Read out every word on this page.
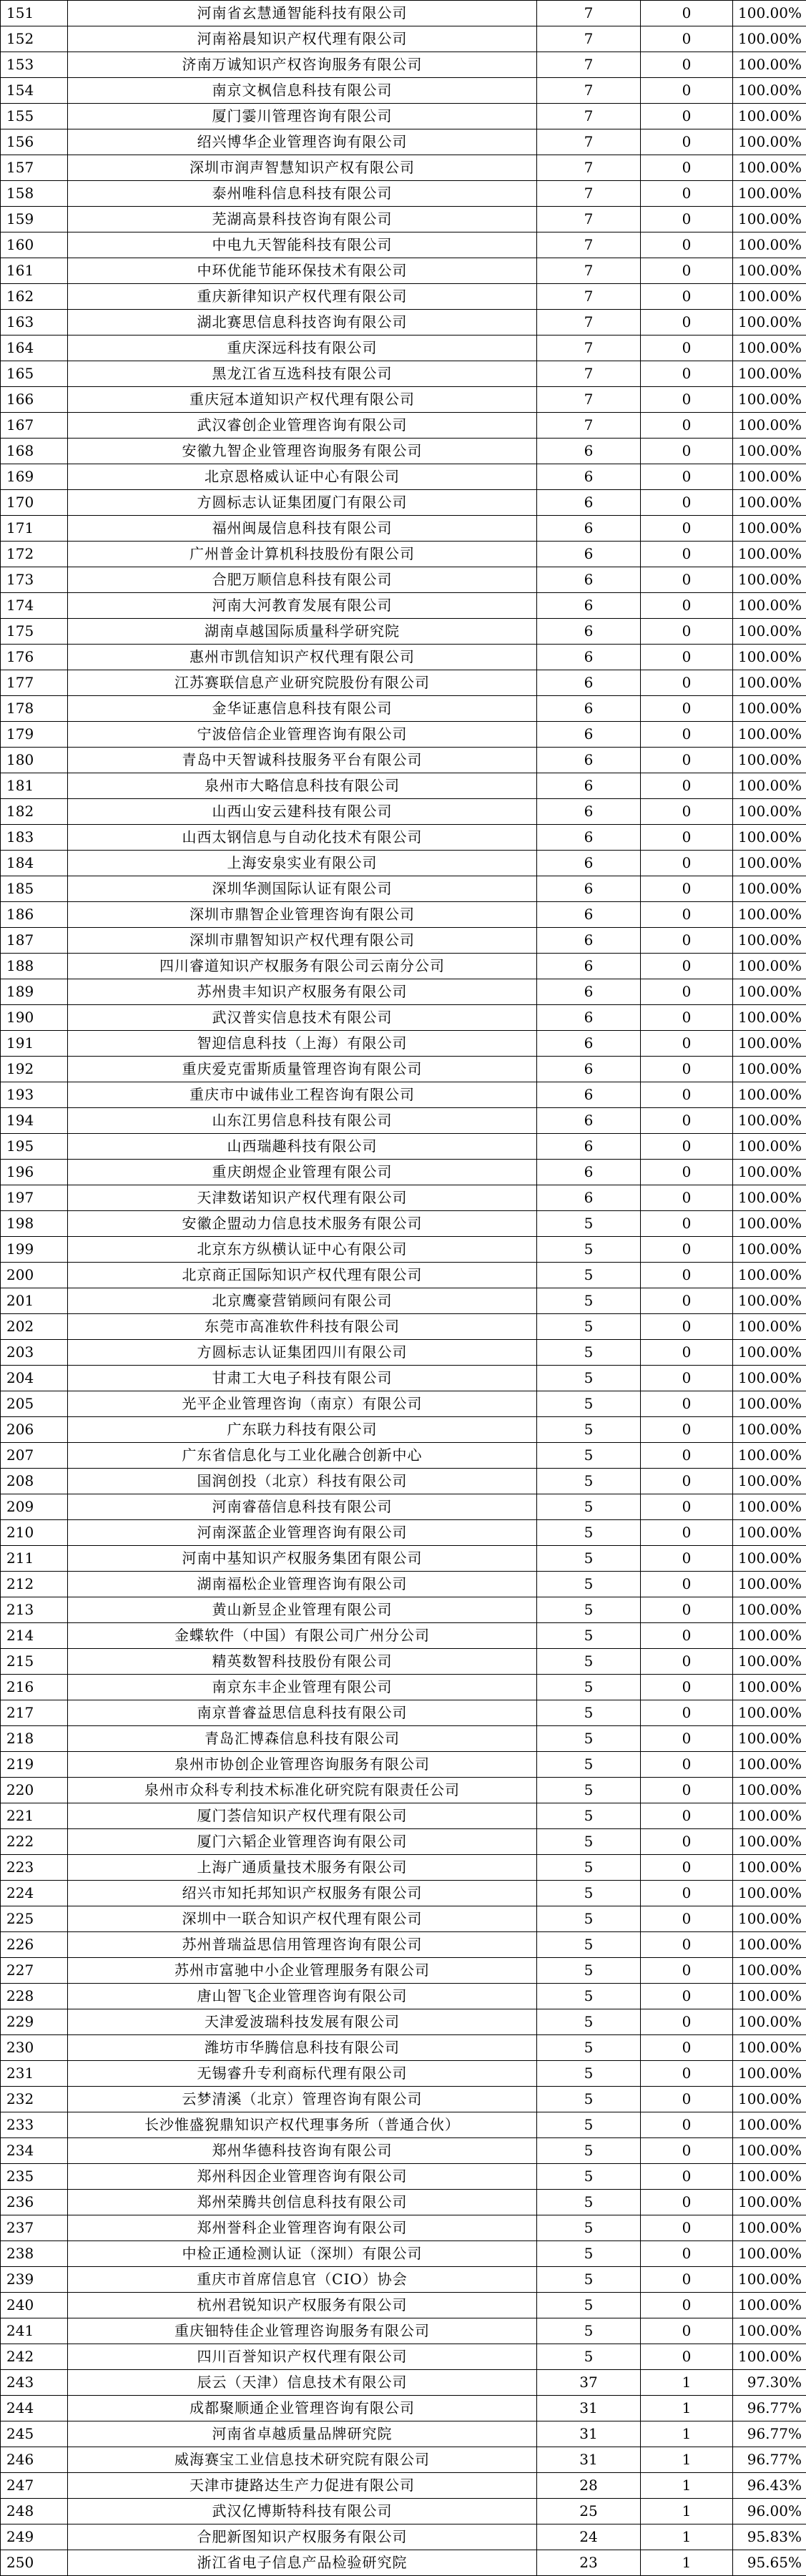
151	河南省玄慧通智能科技有限公司	7	0	100.00%
152	河南裕晨知识产权代理有限公司	7	0	100.00%
153	济南万诚知识产权咨询服务有限公司	7	0	100.00%
154	南京文枫信息科技有限公司	7	0	100.00%
155	厦门霎川管理咨询有限公司	7	0	100.00%
156	绍兴博华企业管理咨询有限公司	7	0	100.00%
157	深圳市润声智慧知识产权有限公司	7	0	100.00%
158	泰州唯科信息科技有限公司	7	0	100.00%
159	芜湖高景科技咨询有限公司	7	0	100.00%
160	中电九天智能科技有限公司	7	0	100.00%
161	中环优能节能环保技术有限公司	7	0	100.00%
162	重庆新律知识产权代理有限公司	7	0	100.00%
163	湖北赛思信息科技咨询有限公司	7	0	100.00%
164	重庆深远科技有限公司	7	0	100.00%
165	黑龙江省互选科技有限公司	7	0	100.00%
166	重庆冠本道知识产权代理有限公司	7	0	100.00%
167	武汉睿创企业管理咨询有限公司	7	0	100.00%
168	安徽九智企业管理咨询服务有限公司	6	0	100.00%
169	北京恩格威认证中心有限公司	6	0	100.00%
170	方圆标志认证集团厦门有限公司	6	0	100.00%
171	福州闽晟信息科技有限公司	6	0	100.00%
172	广州普金计算机科技股份有限公司	6	0	100.00%
173	合肥万顺信息科技有限公司	6	0	100.00%
174	河南大河教育发展有限公司	6	0	100.00%
175	湖南卓越国际质量科学研究院	6	0	100.00%
176	惠州市凯信知识产权代理有限公司	6	0	100.00%
177	江苏赛联信息产业研究院股份有限公司	6	0	100.00%
178	金华证惠信息科技有限公司	6	0	100.00%
179	宁波倍信企业管理咨询有限公司	6	0	100.00%
180	青岛中天智诚科技服务平台有限公司	6	0	100.00%
181	泉州市大略信息科技有限公司	6	0	100.00%
182	山西山安云建科技有限公司	6	0	100.00%
183	山西太钢信息与自动化技术有限公司	6	0	100.00%
184	上海安泉实业有限公司	6	0	100.00%
185	深圳华测国际认证有限公司	6	0	100.00%
186	深圳市鼎智企业管理咨询有限公司	6	0	100.00%
187	深圳市鼎智知识产权代理有限公司	6	0	100.00%
188	四川睿道知识产权服务有限公司云南分公司	6	0	100.00%
189	苏州贵丰知识产权服务有限公司	6	0	100.00%
190	武汉普实信息技术有限公司	6	0	100.00%
191	智迎信息科技（上海）有限公司	6	0	100.00%
192	重庆爱克雷斯质量管理咨询有限公司	6	0	100.00%
193	重庆市中诚伟业工程咨询有限公司	6	0	100.00%
194	山东江男信息科技有限公司	6	0	100.00%
195	山西瑞趣科技有限公司	6	0	100.00%
196	重庆朗煜企业管理有限公司	6	0	100.00%
197	天津数诺知识产权代理有限公司	6	0	100.00%
198	安徽企盟动力信息技术服务有限公司	5	0	100.00%
199	北京东方纵横认证中心有限公司	5	0	100.00%
200	北京商正国际知识产权代理有限公司	5	0	100.00%
201	北京鹰豪营销顾问有限公司	5	0	100.00%
202	东莞市高准软件科技有限公司	5	0	100.00%
203	方圆标志认证集团四川有限公司	5	0	100.00%
204	甘肃工大电子科技有限公司	5	0	100.00%
205	光平企业管理咨询（南京）有限公司	5	0	100.00%
206	广东联力科技有限公司	5	0	100.00%
207	广东省信息化与工业化融合创新中心	5	0	100.00%
208	国润创投（北京）科技有限公司	5	0	100.00%
209	河南睿蓓信息科技有限公司	5	0	100.00%
210	河南深蓝企业管理咨询有限公司	5	0	100.00%
211	河南中基知识产权服务集团有限公司	5	0	100.00%
212	湖南福松企业管理咨询有限公司	5	0	100.00%
213	黄山新昱企业管理有限公司	5	0	100.00%
214	金蝶软件（中国）有限公司广州分公司	5	0	100.00%
215	精英数智科技股份有限公司	5	0	100.00%
216	南京东丰企业管理有限公司	5	0	100.00%
217	南京普睿益思信息科技有限公司	5	0	100.00%
218	青岛汇博森信息科技有限公司	5	0	100.00%
219	泉州市协创企业管理咨询服务有限公司	5	0	100.00%
220	泉州市众科专利技术标准化研究院有限责任公司	5	0	100.00%
221	厦门荟信知识产权代理有限公司	5	0	100.00%
222	厦门六韬企业管理咨询有限公司	5	0	100.00%
223	上海广通质量技术服务有限公司	5	0	100.00%
224	绍兴市知托邦知识产权服务有限公司	5	0	100.00%
225	深圳中一联合知识产权代理有限公司	5	0	100.00%
226	苏州普瑞益思信用管理咨询有限公司	5	0	100.00%
227	苏州市富驰中小企业管理服务有限公司	5	0	100.00%
228	唐山智飞企业管理咨询有限公司	5	0	100.00%
229	天津爱波瑞科技发展有限公司	5	0	100.00%
230	潍坊市华腾信息科技有限公司	5	0	100.00%
231	无锡睿升专利商标代理有限公司	5	0	100.00%
232	云梦清溪（北京）管理咨询有限公司	5	0	100.00%
233	长沙惟盛猊鼎知识产权代理事务所（普通合伙）	5	0	100.00%
234	郑州华德科技咨询有限公司	5	0	100.00%
235	郑州科因企业管理咨询有限公司	5	0	100.00%
236	郑州荣腾共创信息科技有限公司	5	0	100.00%
237	郑州誉科企业管理咨询有限公司	5	0	100.00%
238	中检正通检测认证（深圳）有限公司	5	0	100.00%
239	重庆市首席信息官（CIO）协会	5	0	100.00%
240	杭州君锐知识产权服务有限公司	5	0	100.00%
241	重庆钿特佳企业管理咨询服务有限公司	5	0	100.00%
242	四川百誉知识产权代理有限公司	5	0	100.00%
243	辰云（天津）信息技术有限公司	37	1	97.30%
244	成都聚顺通企业管理咨询有限公司	31	1	96.77%
245	河南省卓越质量品牌研究院	31	1	96.77%
246	威海赛宝工业信息技术研究院有限公司	31	1	96.77%
247	天津市捷路达生产力促进有限公司	28	1	96.43%
248	武汉亿博斯特科技有限公司	25	1	96.00%
249	合肥新图知识产权服务有限公司	24	1	95.83%
250	浙江省电子信息产品检验研究院	23	1	95.65%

☆ ☆ ☆ ☆ ☆

Leave out the pictures, and give all the records again exactly.

THE RESULT -
Read out every word on this page.
151	河南省玄慧通智能科技有限公司	7	0	100.00%
152	河南裕晨知识产权代理有限公司	7	0	100.00%
153	济南万诚知识产权咨询服务有限公司	7	0	100.00%
154	南京文枫信息科技有限公司	7	0	100.00%
155	厦门霎川管理咨询有限公司	7	0	100.00%
156	绍兴博华企业管理咨询有限公司	7	0	100.00%
157	深圳市润声智慧知识产权有限公司	7	0	100.00%
158	泰州唯科信息科技有限公司	7	0	100.00%
159	芜湖高景科技咨询有限公司	7	0	100.00%
160	中电九天智能科技有限公司	7	0	100.00%
161	中环优能节能环保技术有限公司	7	0	100.00%
162	重庆新律知识产权代理有限公司	7	0	100.00%
163	湖北赛思信息科技咨询有限公司	7	0	100.00%
164	重庆深远科技有限公司	7	0	100.00%
165	黑龙江省互选科技有限公司	7	0	100.00%
166	重庆冠本道知识产权代理有限公司	7	0	100.00%
167	武汉睿创企业管理咨询有限公司	7	0	100.00%
168	安徽九智企业管理咨询服务有限公司	6	0	100.00%
169	北京恩格威认证中心有限公司	6	0	100.00%
170	方圆标志认证集团厦门有限公司	6	0	100.00%
171	福州闽晟信息科技有限公司	6	0	100.00%
172	广州普金计算机科技股份有限公司	6	0	100.00%
173	合肥万顺信息科技有限公司	6	0	100.00%
174	河南大河教育发展有限公司	6	0	100.00%
175	湖南卓越国际质量科学研究院	6	0	100.00%
176	惠州市凯信知识产权代理有限公司	6	0	100.00%
177	江苏赛联信息产业研究院股份有限公司	6	0	100.00%
178	金华证惠信息科技有限公司	6	0	100.00%
179	宁波倍信企业管理咨询有限公司	6	0	100.00%
180	青岛中天智诚科技服务平台有限公司	6	0	100.00%
181	泉州市大略信息科技有限公司	6	0	100.00%
182	山西山安云建科技有限公司	6	0	100.00%
183	山西太钢信息与自动化技术有限公司	6	0	100.00%
184	上海安泉实业有限公司	6	0	100.00%
185	深圳华测国际认证有限公司	6	0	100.00%
186	深圳市鼎智企业管理咨询有限公司	6	0	100.00%
187	深圳市鼎智知识产权代理有限公司	6	0	100.00%
188	四川睿道知识产权服务有限公司云南分公司	6	0	100.00%
189	苏州贵丰知识产权服务有限公司	6	0	100.00%
190	武汉普实信息技术有限公司	6	0	100.00%
191	智迎信息科技（上海）有限公司	6	0	100.00%
192	重庆爱克雷斯质量管理咨询有限公司	6	0	100.00%
193	重庆市中诚伟业工程咨询有限公司	6	0	100.00%
194	山东江男信息科技有限公司	6	0	100.00%
195	山西瑞趣科技有限公司	6	0	100.00%
196	重庆朗煜企业管理有限公司	6	0	100.00%
197	天津数诺知识产权代理有限公司	6	0	100.00%
198	安徽企盟动力信息技术服务有限公司	5	0	100.00%
199	北京东方纵横认证中心有限公司	5	0	100.00%
200	北京商正国际知识产权代理有限公司	5	0	100.00%
201	北京鹰豪营销顾问有限公司	5	0	100.00%
202	东莞市高准软件科技有限公司	5	0	100.00%
203	方圆标志认证集团四川有限公司	5	0	100.00%
204	甘肃工大电子科技有限公司	5	0	100.00%
205	光平企业管理咨询（南京）有限公司	5	0	100.00%
206	广东联力科技有限公司	5	0	100.00%
207	广东省信息化与工业化融合创新中心	5	0	100.00%
208	国润创投（北京）科技有限公司	5	0	100.00%
209	河南睿蓓信息科技有限公司	5	0	100.00%
210	河南深蓝企业管理咨询有限公司	5	0	100.00%
211	河南中基知识产权服务集团有限公司	5	0	100.00%
212	湖南福松企业管理咨询有限公司	5	0	100.00%
213	黄山新昱企业管理有限公司	5	0	100.00%
214	金蝶软件（中国）有限公司广州分公司	5	0	100.00%
215	精英数智科技股份有限公司	5	0	100.00%
216	南京东丰企业管理有限公司	5	0	100.00%
217	南京普睿益思信息科技有限公司	5	0	100.00%
218	青岛汇博森信息科技有限公司	5	0	100.00%
219	泉州市协创企业管理咨询服务有限公司	5	0	100.00%
220	泉州市众科专利技术标准化研究院有限责任公司	5	0	100.00%
221	厦门荟信知识产权代理有限公司	5	0	100.00%
222	厦门六韬企业管理咨询有限公司	5	0	100.00%
223	上海广通质量技术服务有限公司	5	0	100.00%
224	绍兴市知托邦知识产权服务有限公司	5	0	100.00%
225	深圳中一联合知识产权代理有限公司	5	0	100.00%
226	苏州普瑞益思信用管理咨询有限公司	5	0	100.00%
227	苏州市富驰中小企业管理服务有限公司	5	0	100.00%
228	唐山智飞企业管理咨询有限公司	5	0	100.00%
229	天津爱波瑞科技发展有限公司	5	0	100.00%
230	潍坊市华腾信息科技有限公司	5	0	100.00%
231	无锡睿升专利商标代理有限公司	5	0	100.00%
232	云梦清溪（北京）管理咨询有限公司	5	0	100.00%
233	长沙惟盛猊鼎知识产权代理事务所（普通合伙）	5	0	100.00%
234	郑州华德科技咨询有限公司	5	0	100.00%
235	郑州科因企业管理咨询有限公司	5	0	100.00%
236	郑州荣腾共创信息科技有限公司	5	0	100.00%
237	郑州誉科企业管理咨询有限公司	5	0	100.00%
238	中检正通检测认证（深圳）有限公司	5	0	100.00%
239	重庆市首席信息官（CIO）协会	5	0	100.00%
240	杭州君锐知识产权服务有限公司	5	0	100.00%
241	重庆钿特佳企业管理咨询服务有限公司	5	0	100.00%
242	四川百誉知识产权代理有限公司	5	0	100.00%
243	辰云（天津）信息技术有限公司	37	1	97.30%
244	成都聚顺通企业管理咨询有限公司	31	1	96.77%
245	河南省卓越质量品牌研究院	31	1	96.77%
246	威海赛宝工业信息技术研究院有限公司	31	1	96.77%
247	天津市捷路达生产力促进有限公司	28	1	96.43%
248	武汉亿博斯特科技有限公司	25	1	96.00%
249	合肥新图知识产权服务有限公司	24	1	95.83%
250	浙江省电子信息产品检验研究院	23	1	95.65%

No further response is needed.